* Begin DATASET ROWS *

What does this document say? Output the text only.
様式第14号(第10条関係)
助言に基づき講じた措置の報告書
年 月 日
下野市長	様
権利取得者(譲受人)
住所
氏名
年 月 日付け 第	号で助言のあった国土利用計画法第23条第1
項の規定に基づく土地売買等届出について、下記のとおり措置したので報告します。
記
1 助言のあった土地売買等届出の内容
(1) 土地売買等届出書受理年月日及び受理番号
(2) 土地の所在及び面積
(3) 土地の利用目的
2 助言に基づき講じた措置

* End DATASET ROWS *

* _GIVEN INSTRUCTION_: Return all of the data precisely as it appears.

* _SOLUTION TO THIS TASK_:
What does this document say? Output the text only.
様式第14号(第10条関係)
助言に基づき講じた措置の報告書
年 月 日
下野市長	様
権利取得者(譲受人)
住所
氏名
年 月 日付け 第	号で助言のあった国土利用計画法第23条第1
項の規定に基づく土地売買等届出について、下記のとおり措置したので報告します。
記
1 助言のあった土地売買等届出の内容
(1) 土地売買等届出書受理年月日及び受理番号
(2) 土地の所在及び面積
(3) 土地の利用目的
2 助言に基づき講じた措置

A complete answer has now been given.